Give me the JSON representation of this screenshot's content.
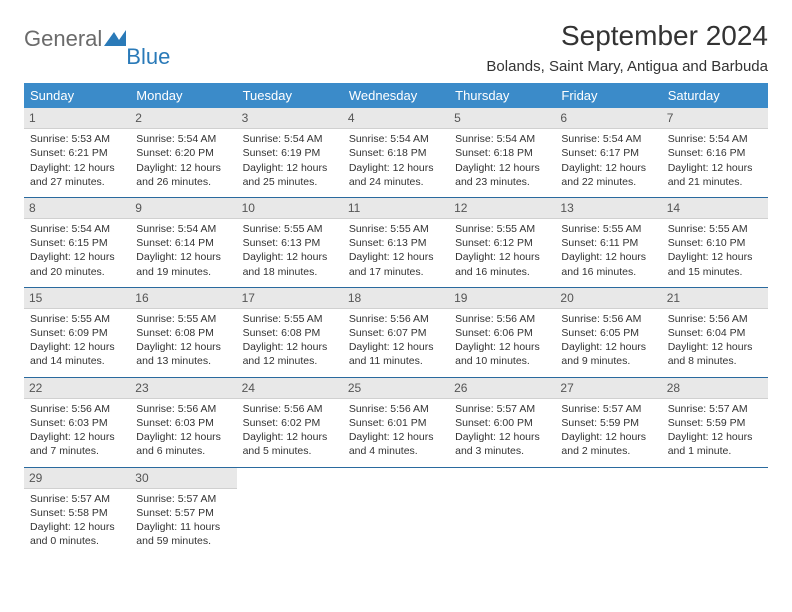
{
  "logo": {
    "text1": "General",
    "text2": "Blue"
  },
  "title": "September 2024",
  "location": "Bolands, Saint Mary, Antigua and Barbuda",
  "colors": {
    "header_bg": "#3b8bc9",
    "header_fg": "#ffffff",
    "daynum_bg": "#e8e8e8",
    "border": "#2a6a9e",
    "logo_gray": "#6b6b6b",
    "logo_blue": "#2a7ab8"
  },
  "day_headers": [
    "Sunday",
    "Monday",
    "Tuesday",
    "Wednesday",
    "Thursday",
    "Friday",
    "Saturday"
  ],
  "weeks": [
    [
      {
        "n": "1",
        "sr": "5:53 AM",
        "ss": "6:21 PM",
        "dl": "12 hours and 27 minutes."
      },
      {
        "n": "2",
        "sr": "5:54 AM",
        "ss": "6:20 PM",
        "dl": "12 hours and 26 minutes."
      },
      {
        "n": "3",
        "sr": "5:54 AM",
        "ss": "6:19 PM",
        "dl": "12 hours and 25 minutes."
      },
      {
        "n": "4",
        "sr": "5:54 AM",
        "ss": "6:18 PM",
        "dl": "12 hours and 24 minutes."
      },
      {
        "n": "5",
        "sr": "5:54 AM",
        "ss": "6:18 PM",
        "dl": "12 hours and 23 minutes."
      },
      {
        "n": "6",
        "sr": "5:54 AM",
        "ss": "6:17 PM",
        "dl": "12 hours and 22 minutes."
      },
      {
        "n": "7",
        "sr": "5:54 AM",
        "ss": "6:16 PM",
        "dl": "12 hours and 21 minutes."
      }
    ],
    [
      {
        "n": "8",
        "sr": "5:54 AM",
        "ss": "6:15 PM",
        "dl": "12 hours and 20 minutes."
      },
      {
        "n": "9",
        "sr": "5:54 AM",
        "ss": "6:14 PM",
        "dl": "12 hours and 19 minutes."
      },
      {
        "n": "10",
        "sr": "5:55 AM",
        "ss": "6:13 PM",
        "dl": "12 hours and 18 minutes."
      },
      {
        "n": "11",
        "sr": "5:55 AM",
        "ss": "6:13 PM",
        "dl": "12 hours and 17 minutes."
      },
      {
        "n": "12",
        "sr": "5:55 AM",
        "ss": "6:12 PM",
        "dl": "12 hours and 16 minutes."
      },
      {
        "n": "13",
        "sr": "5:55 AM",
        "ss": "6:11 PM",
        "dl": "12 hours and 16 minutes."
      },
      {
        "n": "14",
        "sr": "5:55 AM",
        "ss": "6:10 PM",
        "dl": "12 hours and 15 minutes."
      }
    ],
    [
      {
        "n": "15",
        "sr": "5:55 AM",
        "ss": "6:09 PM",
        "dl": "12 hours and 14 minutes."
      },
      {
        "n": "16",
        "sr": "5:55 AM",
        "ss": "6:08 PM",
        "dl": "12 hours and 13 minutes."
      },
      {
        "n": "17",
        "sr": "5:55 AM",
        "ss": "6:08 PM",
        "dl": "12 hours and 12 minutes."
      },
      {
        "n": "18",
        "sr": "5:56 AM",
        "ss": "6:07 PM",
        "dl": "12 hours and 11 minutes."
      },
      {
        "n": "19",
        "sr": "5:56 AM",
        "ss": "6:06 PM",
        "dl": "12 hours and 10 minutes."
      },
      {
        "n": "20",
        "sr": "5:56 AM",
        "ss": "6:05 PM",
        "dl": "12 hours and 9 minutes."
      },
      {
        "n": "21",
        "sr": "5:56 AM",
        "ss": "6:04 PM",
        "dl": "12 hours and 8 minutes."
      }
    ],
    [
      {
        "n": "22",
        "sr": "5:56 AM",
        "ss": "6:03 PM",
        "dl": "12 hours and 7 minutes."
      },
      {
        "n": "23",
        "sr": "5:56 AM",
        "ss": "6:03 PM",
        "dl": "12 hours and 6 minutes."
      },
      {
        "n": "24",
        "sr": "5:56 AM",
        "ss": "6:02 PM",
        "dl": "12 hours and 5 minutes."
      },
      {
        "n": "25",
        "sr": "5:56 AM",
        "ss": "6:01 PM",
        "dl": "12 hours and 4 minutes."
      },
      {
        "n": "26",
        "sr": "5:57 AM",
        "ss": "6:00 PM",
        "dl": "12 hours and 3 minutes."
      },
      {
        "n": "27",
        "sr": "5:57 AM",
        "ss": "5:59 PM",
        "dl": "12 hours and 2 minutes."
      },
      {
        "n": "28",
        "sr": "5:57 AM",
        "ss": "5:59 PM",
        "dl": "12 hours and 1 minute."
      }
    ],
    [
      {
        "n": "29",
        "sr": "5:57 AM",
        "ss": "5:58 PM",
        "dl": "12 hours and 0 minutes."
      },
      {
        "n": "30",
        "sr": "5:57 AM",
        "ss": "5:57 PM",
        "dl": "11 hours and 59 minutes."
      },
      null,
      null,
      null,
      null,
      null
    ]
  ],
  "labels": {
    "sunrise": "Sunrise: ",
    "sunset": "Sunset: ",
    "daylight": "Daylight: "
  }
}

○ ○ ○ ○ ○ ○ ○

- _What the task asks_
Output every entry verbatim. Pictures do not belong in the copy.

- _Answer below_
Give me the JSON representation of this screenshot's content.
{
  "logo": {
    "text1": "General",
    "text2": "Blue"
  },
  "title": "September 2024",
  "location": "Bolands, Saint Mary, Antigua and Barbuda",
  "colors": {
    "header_bg": "#3b8bc9",
    "header_fg": "#ffffff",
    "daynum_bg": "#e8e8e8",
    "border": "#2a6a9e",
    "logo_gray": "#6b6b6b",
    "logo_blue": "#2a7ab8"
  },
  "day_headers": [
    "Sunday",
    "Monday",
    "Tuesday",
    "Wednesday",
    "Thursday",
    "Friday",
    "Saturday"
  ],
  "weeks": [
    [
      {
        "n": "1",
        "sr": "5:53 AM",
        "ss": "6:21 PM",
        "dl": "12 hours and 27 minutes."
      },
      {
        "n": "2",
        "sr": "5:54 AM",
        "ss": "6:20 PM",
        "dl": "12 hours and 26 minutes."
      },
      {
        "n": "3",
        "sr": "5:54 AM",
        "ss": "6:19 PM",
        "dl": "12 hours and 25 minutes."
      },
      {
        "n": "4",
        "sr": "5:54 AM",
        "ss": "6:18 PM",
        "dl": "12 hours and 24 minutes."
      },
      {
        "n": "5",
        "sr": "5:54 AM",
        "ss": "6:18 PM",
        "dl": "12 hours and 23 minutes."
      },
      {
        "n": "6",
        "sr": "5:54 AM",
        "ss": "6:17 PM",
        "dl": "12 hours and 22 minutes."
      },
      {
        "n": "7",
        "sr": "5:54 AM",
        "ss": "6:16 PM",
        "dl": "12 hours and 21 minutes."
      }
    ],
    [
      {
        "n": "8",
        "sr": "5:54 AM",
        "ss": "6:15 PM",
        "dl": "12 hours and 20 minutes."
      },
      {
        "n": "9",
        "sr": "5:54 AM",
        "ss": "6:14 PM",
        "dl": "12 hours and 19 minutes."
      },
      {
        "n": "10",
        "sr": "5:55 AM",
        "ss": "6:13 PM",
        "dl": "12 hours and 18 minutes."
      },
      {
        "n": "11",
        "sr": "5:55 AM",
        "ss": "6:13 PM",
        "dl": "12 hours and 17 minutes."
      },
      {
        "n": "12",
        "sr": "5:55 AM",
        "ss": "6:12 PM",
        "dl": "12 hours and 16 minutes."
      },
      {
        "n": "13",
        "sr": "5:55 AM",
        "ss": "6:11 PM",
        "dl": "12 hours and 16 minutes."
      },
      {
        "n": "14",
        "sr": "5:55 AM",
        "ss": "6:10 PM",
        "dl": "12 hours and 15 minutes."
      }
    ],
    [
      {
        "n": "15",
        "sr": "5:55 AM",
        "ss": "6:09 PM",
        "dl": "12 hours and 14 minutes."
      },
      {
        "n": "16",
        "sr": "5:55 AM",
        "ss": "6:08 PM",
        "dl": "12 hours and 13 minutes."
      },
      {
        "n": "17",
        "sr": "5:55 AM",
        "ss": "6:08 PM",
        "dl": "12 hours and 12 minutes."
      },
      {
        "n": "18",
        "sr": "5:56 AM",
        "ss": "6:07 PM",
        "dl": "12 hours and 11 minutes."
      },
      {
        "n": "19",
        "sr": "5:56 AM",
        "ss": "6:06 PM",
        "dl": "12 hours and 10 minutes."
      },
      {
        "n": "20",
        "sr": "5:56 AM",
        "ss": "6:05 PM",
        "dl": "12 hours and 9 minutes."
      },
      {
        "n": "21",
        "sr": "5:56 AM",
        "ss": "6:04 PM",
        "dl": "12 hours and 8 minutes."
      }
    ],
    [
      {
        "n": "22",
        "sr": "5:56 AM",
        "ss": "6:03 PM",
        "dl": "12 hours and 7 minutes."
      },
      {
        "n": "23",
        "sr": "5:56 AM",
        "ss": "6:03 PM",
        "dl": "12 hours and 6 minutes."
      },
      {
        "n": "24",
        "sr": "5:56 AM",
        "ss": "6:02 PM",
        "dl": "12 hours and 5 minutes."
      },
      {
        "n": "25",
        "sr": "5:56 AM",
        "ss": "6:01 PM",
        "dl": "12 hours and 4 minutes."
      },
      {
        "n": "26",
        "sr": "5:57 AM",
        "ss": "6:00 PM",
        "dl": "12 hours and 3 minutes."
      },
      {
        "n": "27",
        "sr": "5:57 AM",
        "ss": "5:59 PM",
        "dl": "12 hours and 2 minutes."
      },
      {
        "n": "28",
        "sr": "5:57 AM",
        "ss": "5:59 PM",
        "dl": "12 hours and 1 minute."
      }
    ],
    [
      {
        "n": "29",
        "sr": "5:57 AM",
        "ss": "5:58 PM",
        "dl": "12 hours and 0 minutes."
      },
      {
        "n": "30",
        "sr": "5:57 AM",
        "ss": "5:57 PM",
        "dl": "11 hours and 59 minutes."
      },
      null,
      null,
      null,
      null,
      null
    ]
  ],
  "labels": {
    "sunrise": "Sunrise: ",
    "sunset": "Sunset: ",
    "daylight": "Daylight: "
  }
}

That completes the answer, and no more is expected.